▶ **Directions for this task**
Everything in the listing should be restated word for word.

Dataset rows
......

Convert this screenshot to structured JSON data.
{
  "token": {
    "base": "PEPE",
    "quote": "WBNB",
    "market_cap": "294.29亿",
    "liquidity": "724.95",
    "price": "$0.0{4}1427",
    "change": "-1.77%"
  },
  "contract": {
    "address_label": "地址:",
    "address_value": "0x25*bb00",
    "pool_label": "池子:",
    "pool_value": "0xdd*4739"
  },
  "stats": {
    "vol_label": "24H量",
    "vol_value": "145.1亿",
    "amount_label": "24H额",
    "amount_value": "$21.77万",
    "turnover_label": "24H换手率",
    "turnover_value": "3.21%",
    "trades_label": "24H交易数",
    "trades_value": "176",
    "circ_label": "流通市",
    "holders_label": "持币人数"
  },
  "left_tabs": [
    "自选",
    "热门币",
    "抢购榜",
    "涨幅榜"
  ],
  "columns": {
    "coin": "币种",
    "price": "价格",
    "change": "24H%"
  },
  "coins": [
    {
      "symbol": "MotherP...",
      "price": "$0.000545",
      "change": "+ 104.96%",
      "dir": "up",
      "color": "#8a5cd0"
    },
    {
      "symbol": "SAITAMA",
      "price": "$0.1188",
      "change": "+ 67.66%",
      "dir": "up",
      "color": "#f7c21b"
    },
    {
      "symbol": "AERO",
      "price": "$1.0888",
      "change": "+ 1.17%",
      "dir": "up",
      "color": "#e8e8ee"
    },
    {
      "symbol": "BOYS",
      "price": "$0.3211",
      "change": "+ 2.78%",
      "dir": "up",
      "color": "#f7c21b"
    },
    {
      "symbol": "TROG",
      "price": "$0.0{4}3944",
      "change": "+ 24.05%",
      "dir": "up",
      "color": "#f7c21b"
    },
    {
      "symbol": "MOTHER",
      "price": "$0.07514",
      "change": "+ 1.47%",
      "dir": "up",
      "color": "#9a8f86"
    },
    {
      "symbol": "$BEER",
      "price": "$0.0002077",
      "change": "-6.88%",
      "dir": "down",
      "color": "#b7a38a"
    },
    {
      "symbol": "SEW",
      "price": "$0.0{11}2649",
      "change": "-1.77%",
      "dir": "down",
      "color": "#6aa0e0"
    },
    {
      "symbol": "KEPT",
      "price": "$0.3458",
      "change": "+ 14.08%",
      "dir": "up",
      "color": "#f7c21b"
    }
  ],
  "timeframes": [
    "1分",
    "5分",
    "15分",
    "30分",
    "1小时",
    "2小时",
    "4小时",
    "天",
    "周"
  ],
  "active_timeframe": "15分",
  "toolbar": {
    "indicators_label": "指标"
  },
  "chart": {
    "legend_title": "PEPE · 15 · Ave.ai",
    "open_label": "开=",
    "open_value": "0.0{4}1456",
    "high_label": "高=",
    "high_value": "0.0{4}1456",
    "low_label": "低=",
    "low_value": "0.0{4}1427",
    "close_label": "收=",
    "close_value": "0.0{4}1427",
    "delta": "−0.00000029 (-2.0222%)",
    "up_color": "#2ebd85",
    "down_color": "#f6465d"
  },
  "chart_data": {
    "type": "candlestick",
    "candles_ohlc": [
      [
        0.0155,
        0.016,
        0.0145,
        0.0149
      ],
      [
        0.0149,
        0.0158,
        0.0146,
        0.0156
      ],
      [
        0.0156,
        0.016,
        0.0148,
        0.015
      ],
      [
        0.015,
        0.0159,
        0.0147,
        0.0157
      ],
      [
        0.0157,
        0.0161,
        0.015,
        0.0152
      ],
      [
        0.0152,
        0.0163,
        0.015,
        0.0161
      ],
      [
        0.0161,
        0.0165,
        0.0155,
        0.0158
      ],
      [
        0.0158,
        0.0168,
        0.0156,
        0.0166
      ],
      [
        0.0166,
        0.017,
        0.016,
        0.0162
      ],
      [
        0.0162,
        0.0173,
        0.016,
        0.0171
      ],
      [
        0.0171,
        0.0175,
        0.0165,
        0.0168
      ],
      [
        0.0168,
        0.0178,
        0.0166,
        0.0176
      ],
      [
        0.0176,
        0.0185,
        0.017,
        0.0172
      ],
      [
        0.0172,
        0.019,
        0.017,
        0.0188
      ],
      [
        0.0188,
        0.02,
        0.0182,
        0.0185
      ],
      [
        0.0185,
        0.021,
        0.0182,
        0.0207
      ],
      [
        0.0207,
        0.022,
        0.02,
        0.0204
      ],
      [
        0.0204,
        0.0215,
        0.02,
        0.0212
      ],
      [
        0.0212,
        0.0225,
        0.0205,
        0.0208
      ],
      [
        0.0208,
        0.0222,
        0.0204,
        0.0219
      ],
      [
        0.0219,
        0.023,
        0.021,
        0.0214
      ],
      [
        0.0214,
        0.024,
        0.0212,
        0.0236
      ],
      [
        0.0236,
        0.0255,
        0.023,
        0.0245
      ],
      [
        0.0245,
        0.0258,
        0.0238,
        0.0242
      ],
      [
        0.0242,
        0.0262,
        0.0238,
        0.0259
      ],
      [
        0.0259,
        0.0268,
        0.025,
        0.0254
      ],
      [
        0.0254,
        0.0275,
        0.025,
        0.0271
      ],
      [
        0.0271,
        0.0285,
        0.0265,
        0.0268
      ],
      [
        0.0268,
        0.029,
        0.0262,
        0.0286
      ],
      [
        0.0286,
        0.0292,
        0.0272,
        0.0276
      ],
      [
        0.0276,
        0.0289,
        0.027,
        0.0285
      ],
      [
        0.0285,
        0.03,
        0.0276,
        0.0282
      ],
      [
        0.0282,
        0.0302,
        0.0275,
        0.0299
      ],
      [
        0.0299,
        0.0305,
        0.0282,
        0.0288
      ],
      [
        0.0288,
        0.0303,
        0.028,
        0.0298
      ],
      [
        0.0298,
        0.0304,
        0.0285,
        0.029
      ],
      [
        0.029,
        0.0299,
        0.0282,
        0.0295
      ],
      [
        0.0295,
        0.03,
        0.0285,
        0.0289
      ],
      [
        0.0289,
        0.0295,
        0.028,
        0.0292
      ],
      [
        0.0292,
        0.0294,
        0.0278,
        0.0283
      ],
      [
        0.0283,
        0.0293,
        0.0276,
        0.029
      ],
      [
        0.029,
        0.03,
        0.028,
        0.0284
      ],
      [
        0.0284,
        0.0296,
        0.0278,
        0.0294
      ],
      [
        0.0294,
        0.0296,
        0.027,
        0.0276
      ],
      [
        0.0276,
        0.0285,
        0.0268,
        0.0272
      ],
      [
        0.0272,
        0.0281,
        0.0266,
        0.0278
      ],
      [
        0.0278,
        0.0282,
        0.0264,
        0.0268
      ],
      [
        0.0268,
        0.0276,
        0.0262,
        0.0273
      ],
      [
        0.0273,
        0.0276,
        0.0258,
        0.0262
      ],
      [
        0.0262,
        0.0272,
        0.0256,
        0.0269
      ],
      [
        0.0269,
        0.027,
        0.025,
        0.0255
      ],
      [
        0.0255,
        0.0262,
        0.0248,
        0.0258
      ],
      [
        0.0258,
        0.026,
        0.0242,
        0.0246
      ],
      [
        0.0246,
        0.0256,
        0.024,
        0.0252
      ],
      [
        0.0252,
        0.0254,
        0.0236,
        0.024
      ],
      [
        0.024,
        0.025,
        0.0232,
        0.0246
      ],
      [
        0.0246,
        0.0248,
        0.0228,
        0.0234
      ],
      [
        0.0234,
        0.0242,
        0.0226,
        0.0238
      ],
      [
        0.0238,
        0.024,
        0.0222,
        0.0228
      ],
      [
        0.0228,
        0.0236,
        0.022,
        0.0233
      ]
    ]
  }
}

......

▶ **Exercise answer**
Convert this screenshot to structured JSON data.
{
  "token": {
    "base": "PEPE",
    "quote": "WBNB",
    "market_cap": "294.29亿",
    "liquidity": "724.95",
    "price": "$0.0{4}1427",
    "change": "-1.77%"
  },
  "contract": {
    "address_label": "地址:",
    "address_value": "0x25*bb00",
    "pool_label": "池子:",
    "pool_value": "0xdd*4739"
  },
  "stats": {
    "vol_label": "24H量",
    "vol_value": "145.1亿",
    "amount_label": "24H额",
    "amount_value": "$21.77万",
    "turnover_label": "24H换手率",
    "turnover_value": "3.21%",
    "trades_label": "24H交易数",
    "trades_value": "176",
    "circ_label": "流通市",
    "holders_label": "持币人数"
  },
  "left_tabs": [
    "自选",
    "热门币",
    "抢购榜",
    "涨幅榜"
  ],
  "columns": {
    "coin": "币种",
    "price": "价格",
    "change": "24H%"
  },
  "coins": [
    {
      "symbol": "MotherP...",
      "price": "$0.000545",
      "change": "+ 104.96%",
      "dir": "up",
      "color": "#8a5cd0"
    },
    {
      "symbol": "SAITAMA",
      "price": "$0.1188",
      "change": "+ 67.66%",
      "dir": "up",
      "color": "#f7c21b"
    },
    {
      "symbol": "AERO",
      "price": "$1.0888",
      "change": "+ 1.17%",
      "dir": "up",
      "color": "#e8e8ee"
    },
    {
      "symbol": "BOYS",
      "price": "$0.3211",
      "change": "+ 2.78%",
      "dir": "up",
      "color": "#f7c21b"
    },
    {
      "symbol": "TROG",
      "price": "$0.0{4}3944",
      "change": "+ 24.05%",
      "dir": "up",
      "color": "#f7c21b"
    },
    {
      "symbol": "MOTHER",
      "price": "$0.07514",
      "change": "+ 1.47%",
      "dir": "up",
      "color": "#9a8f86"
    },
    {
      "symbol": "$BEER",
      "price": "$0.0002077",
      "change": "-6.88%",
      "dir": "down",
      "color": "#b7a38a"
    },
    {
      "symbol": "SEW",
      "price": "$0.0{11}2649",
      "change": "-1.77%",
      "dir": "down",
      "color": "#6aa0e0"
    },
    {
      "symbol": "KEPT",
      "price": "$0.3458",
      "change": "+ 14.08%",
      "dir": "up",
      "color": "#f7c21b"
    }
  ],
  "timeframes": [
    "1分",
    "5分",
    "15分",
    "30分",
    "1小时",
    "2小时",
    "4小时",
    "天",
    "周"
  ],
  "active_timeframe": "15分",
  "toolbar": {
    "indicators_label": "指标"
  },
  "chart": {
    "legend_title": "PEPE · 15 · Ave.ai",
    "open_label": "开=",
    "open_value": "0.0{4}1456",
    "high_label": "高=",
    "high_value": "0.0{4}1456",
    "low_label": "低=",
    "low_value": "0.0{4}1427",
    "close_label": "收=",
    "close_value": "0.0{4}1427",
    "delta": "−0.00000029 (-2.0222%)",
    "up_color": "#2ebd85",
    "down_color": "#f6465d"
  },
  "chart_data": {
    "type": "candlestick",
    "candles_ohlc": [
      [
        0.0155,
        0.016,
        0.0145,
        0.0149
      ],
      [
        0.0149,
        0.0158,
        0.0146,
        0.0156
      ],
      [
        0.0156,
        0.016,
        0.0148,
        0.015
      ],
      [
        0.015,
        0.0159,
        0.0147,
        0.0157
      ],
      [
        0.0157,
        0.0161,
        0.015,
        0.0152
      ],
      [
        0.0152,
        0.0163,
        0.015,
        0.0161
      ],
      [
        0.0161,
        0.0165,
        0.0155,
        0.0158
      ],
      [
        0.0158,
        0.0168,
        0.0156,
        0.0166
      ],
      [
        0.0166,
        0.017,
        0.016,
        0.0162
      ],
      [
        0.0162,
        0.0173,
        0.016,
        0.0171
      ],
      [
        0.0171,
        0.0175,
        0.0165,
        0.0168
      ],
      [
        0.0168,
        0.0178,
        0.0166,
        0.0176
      ],
      [
        0.0176,
        0.0185,
        0.017,
        0.0172
      ],
      [
        0.0172,
        0.019,
        0.017,
        0.0188
      ],
      [
        0.0188,
        0.02,
        0.0182,
        0.0185
      ],
      [
        0.0185,
        0.021,
        0.0182,
        0.0207
      ],
      [
        0.0207,
        0.022,
        0.02,
        0.0204
      ],
      [
        0.0204,
        0.0215,
        0.02,
        0.0212
      ],
      [
        0.0212,
        0.0225,
        0.0205,
        0.0208
      ],
      [
        0.0208,
        0.0222,
        0.0204,
        0.0219
      ],
      [
        0.0219,
        0.023,
        0.021,
        0.0214
      ],
      [
        0.0214,
        0.024,
        0.0212,
        0.0236
      ],
      [
        0.0236,
        0.0255,
        0.023,
        0.0245
      ],
      [
        0.0245,
        0.0258,
        0.0238,
        0.0242
      ],
      [
        0.0242,
        0.0262,
        0.0238,
        0.0259
      ],
      [
        0.0259,
        0.0268,
        0.025,
        0.0254
      ],
      [
        0.0254,
        0.0275,
        0.025,
        0.0271
      ],
      [
        0.0271,
        0.0285,
        0.0265,
        0.0268
      ],
      [
        0.0268,
        0.029,
        0.0262,
        0.0286
      ],
      [
        0.0286,
        0.0292,
        0.0272,
        0.0276
      ],
      [
        0.0276,
        0.0289,
        0.027,
        0.0285
      ],
      [
        0.0285,
        0.03,
        0.0276,
        0.0282
      ],
      [
        0.0282,
        0.0302,
        0.0275,
        0.0299
      ],
      [
        0.0299,
        0.0305,
        0.0282,
        0.0288
      ],
      [
        0.0288,
        0.0303,
        0.028,
        0.0298
      ],
      [
        0.0298,
        0.0304,
        0.0285,
        0.029
      ],
      [
        0.029,
        0.0299,
        0.0282,
        0.0295
      ],
      [
        0.0295,
        0.03,
        0.0285,
        0.0289
      ],
      [
        0.0289,
        0.0295,
        0.028,
        0.0292
      ],
      [
        0.0292,
        0.0294,
        0.0278,
        0.0283
      ],
      [
        0.0283,
        0.0293,
        0.0276,
        0.029
      ],
      [
        0.029,
        0.03,
        0.028,
        0.0284
      ],
      [
        0.0284,
        0.0296,
        0.0278,
        0.0294
      ],
      [
        0.0294,
        0.0296,
        0.027,
        0.0276
      ],
      [
        0.0276,
        0.0285,
        0.0268,
        0.0272
      ],
      [
        0.0272,
        0.0281,
        0.0266,
        0.0278
      ],
      [
        0.0278,
        0.0282,
        0.0264,
        0.0268
      ],
      [
        0.0268,
        0.0276,
        0.0262,
        0.0273
      ],
      [
        0.0273,
        0.0276,
        0.0258,
        0.0262
      ],
      [
        0.0262,
        0.0272,
        0.0256,
        0.0269
      ],
      [
        0.0269,
        0.027,
        0.025,
        0.0255
      ],
      [
        0.0255,
        0.0262,
        0.0248,
        0.0258
      ],
      [
        0.0258,
        0.026,
        0.0242,
        0.0246
      ],
      [
        0.0246,
        0.0256,
        0.024,
        0.0252
      ],
      [
        0.0252,
        0.0254,
        0.0236,
        0.024
      ],
      [
        0.024,
        0.025,
        0.0232,
        0.0246
      ],
      [
        0.0246,
        0.0248,
        0.0228,
        0.0234
      ],
      [
        0.0234,
        0.0242,
        0.0226,
        0.0238
      ],
      [
        0.0238,
        0.024,
        0.0222,
        0.0228
      ],
      [
        0.0228,
        0.0236,
        0.022,
        0.0233
      ]
    ]
  }
}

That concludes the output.